Problem to solve:
Spot each line in the records below where the word "name" occurs, then copy it.

- - - - -

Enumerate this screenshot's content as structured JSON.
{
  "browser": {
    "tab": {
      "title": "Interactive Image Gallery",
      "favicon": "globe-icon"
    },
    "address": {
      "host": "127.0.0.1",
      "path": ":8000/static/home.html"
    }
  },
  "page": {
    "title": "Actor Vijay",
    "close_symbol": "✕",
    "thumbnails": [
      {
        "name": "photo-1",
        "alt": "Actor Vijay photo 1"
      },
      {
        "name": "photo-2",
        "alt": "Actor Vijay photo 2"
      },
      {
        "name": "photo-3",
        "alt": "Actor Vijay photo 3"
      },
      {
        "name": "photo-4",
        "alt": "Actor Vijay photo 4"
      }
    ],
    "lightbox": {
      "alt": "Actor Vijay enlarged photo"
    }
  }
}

- - - - -

Written solution:
        "name": "photo-1",
        "name": "photo-2",
        "name": "photo-3",
        "name": "photo-4",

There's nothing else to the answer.